# Given exercise
Note each line where "Josiah" appears, and copy it.

(Source records)
========================================

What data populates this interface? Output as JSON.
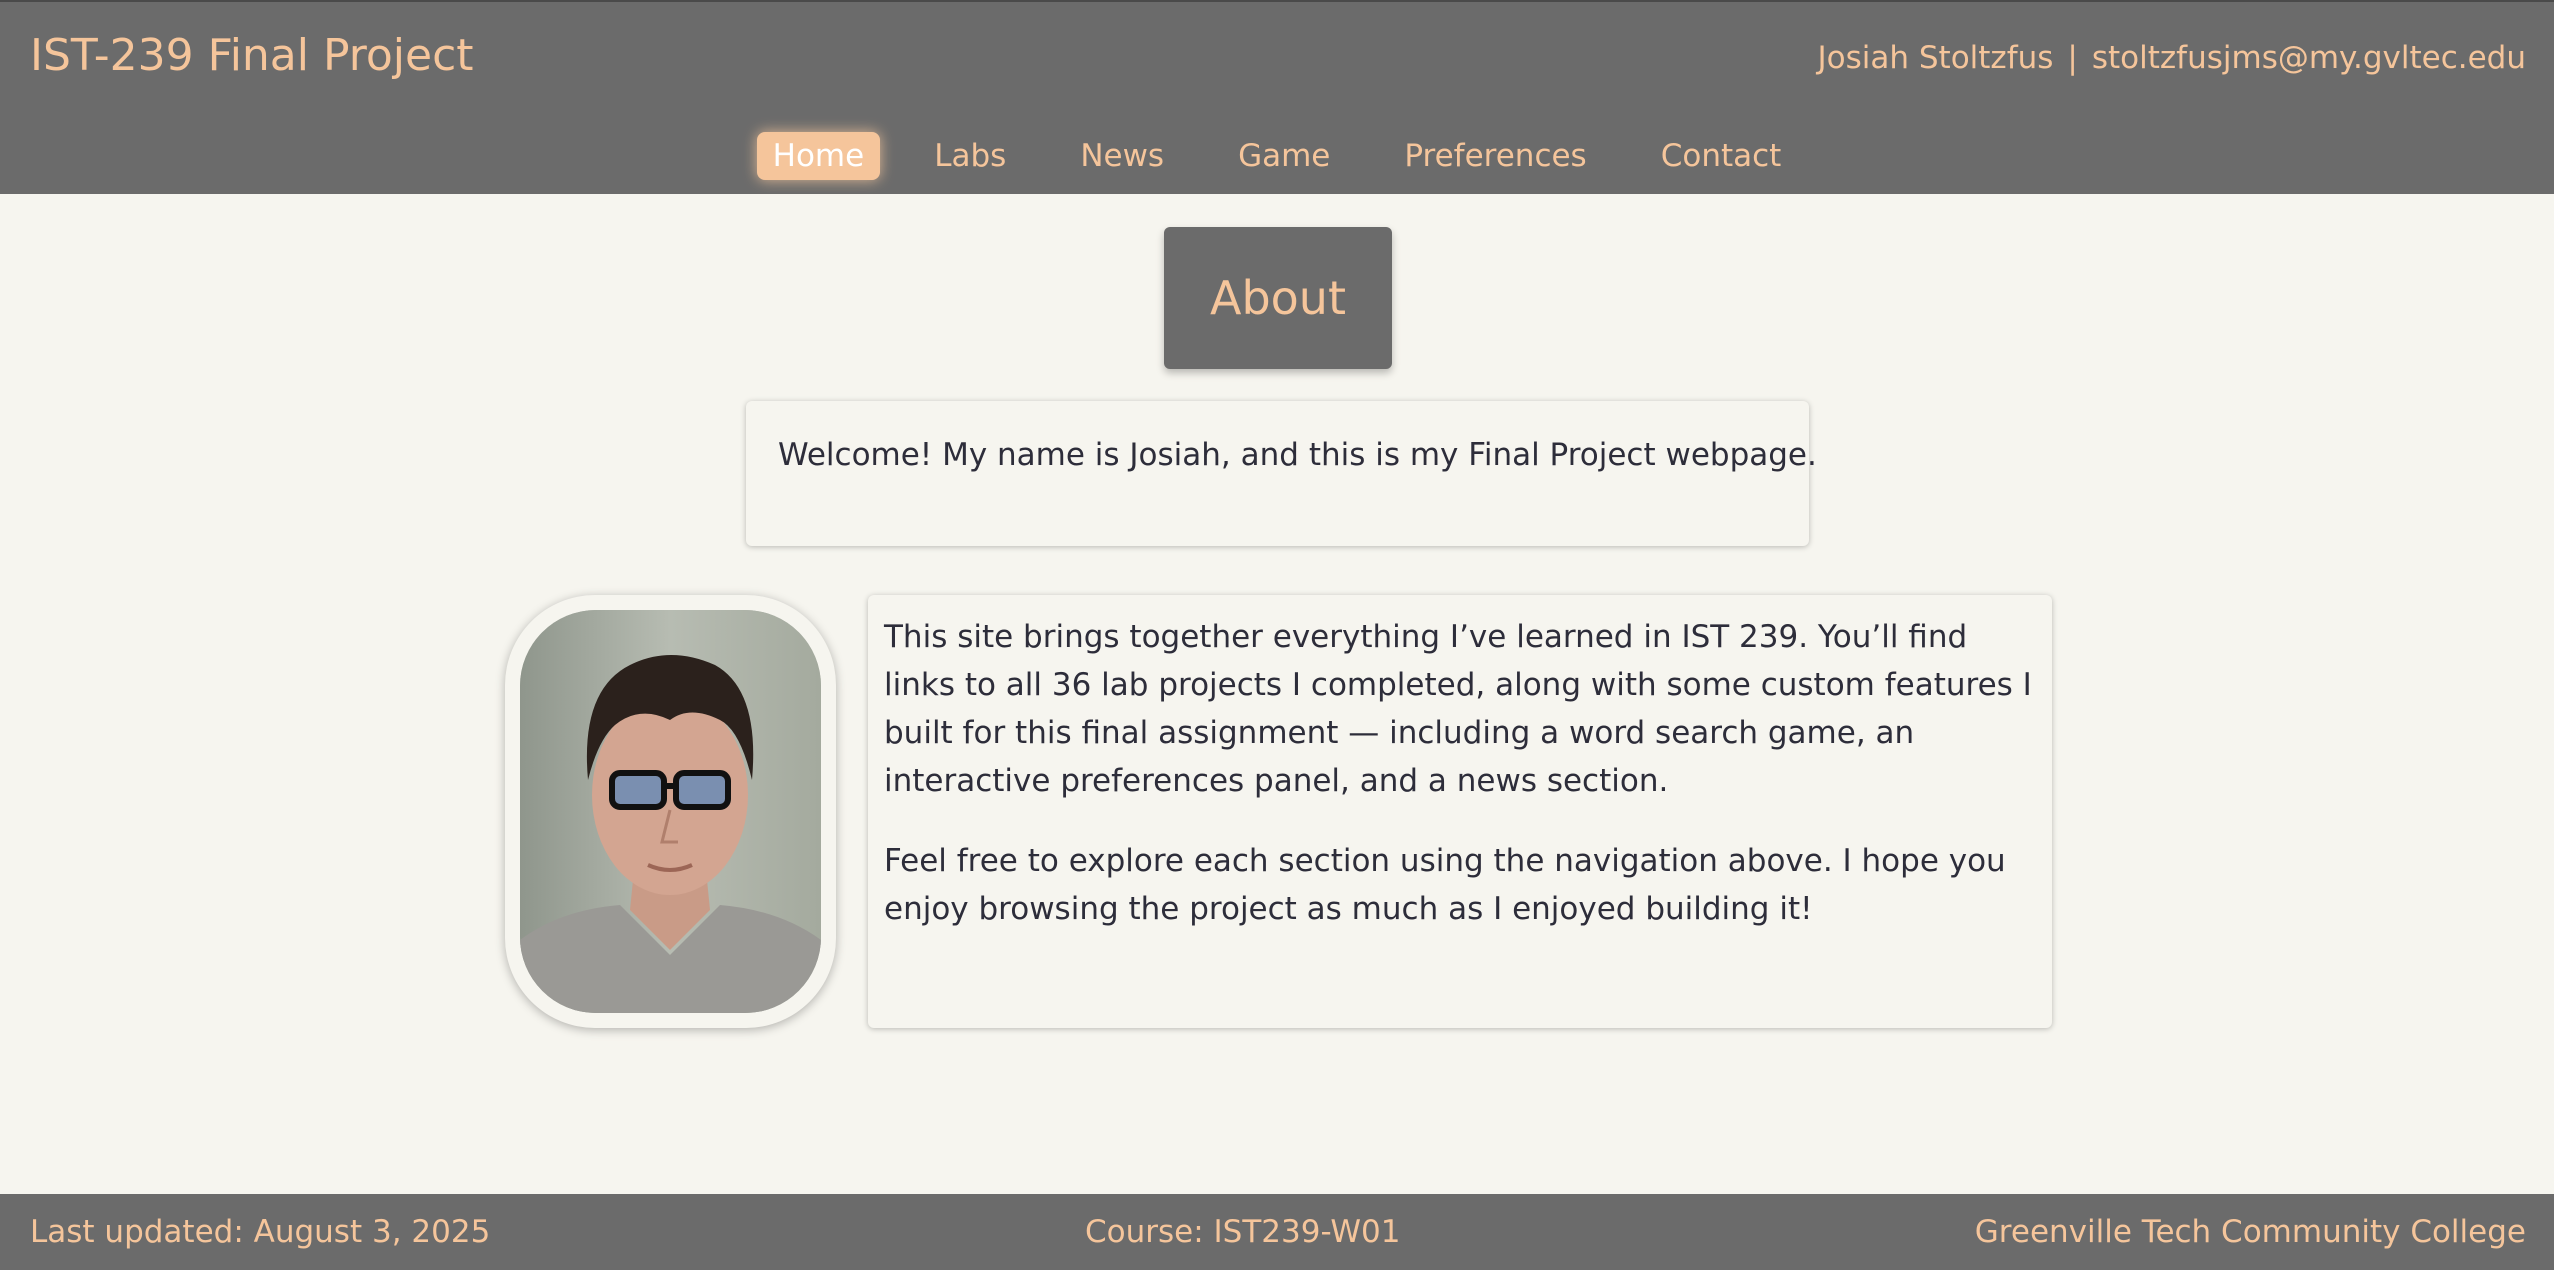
{
  "header": {
    "site_title": "IST-239 Final Project",
    "author_name": "Josiah Stoltzfus",
    "separator": "|",
    "author_email": "stoltzfusjms@my.gvltec.edu"
  },
  "nav": {
    "items": [
      {
        "label": "Home",
        "active": true
      },
      {
        "label": "Labs",
        "active": false
      },
      {
        "label": "News",
        "active": false
      },
      {
        "label": "Game",
        "active": false
      },
      {
        "label": "Preferences",
        "active": false
      },
      {
        "label": "Contact",
        "active": false
      }
    ]
  },
  "main": {
    "section_title": "About",
    "welcome_text": "Welcome! My name is Josiah, and this is my Final Project webpage.",
    "bio_paragraphs": [
      "This site brings together everything I’ve learned in IST 239. You’ll find links to all 36 lab projects I completed, along with some custom features I built for this final assignment — including a word search game, an interactive preferences panel, and a news section.",
      "Feel free to explore each section using the navigation above. I hope you enjoy browsing the project as much as I enjoyed building it!"
    ]
  },
  "footer": {
    "last_updated": "Last updated: August 3, 2025",
    "course": "Course: IST239-W01",
    "institution": "Greenville Tech Community College"
  },
  "colors": {
    "header_bg": "#6b6b6b",
    "accent": "#f5c59b",
    "page_bg": "#f6f5ef",
    "body_text": "#2d2d3a"
  }
}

========================================

# Exercise result
    "author_name": "Josiah Stoltzfus",
    "welcome_text": "Welcome! My name is Josiah, and this is my Final Project webpage.",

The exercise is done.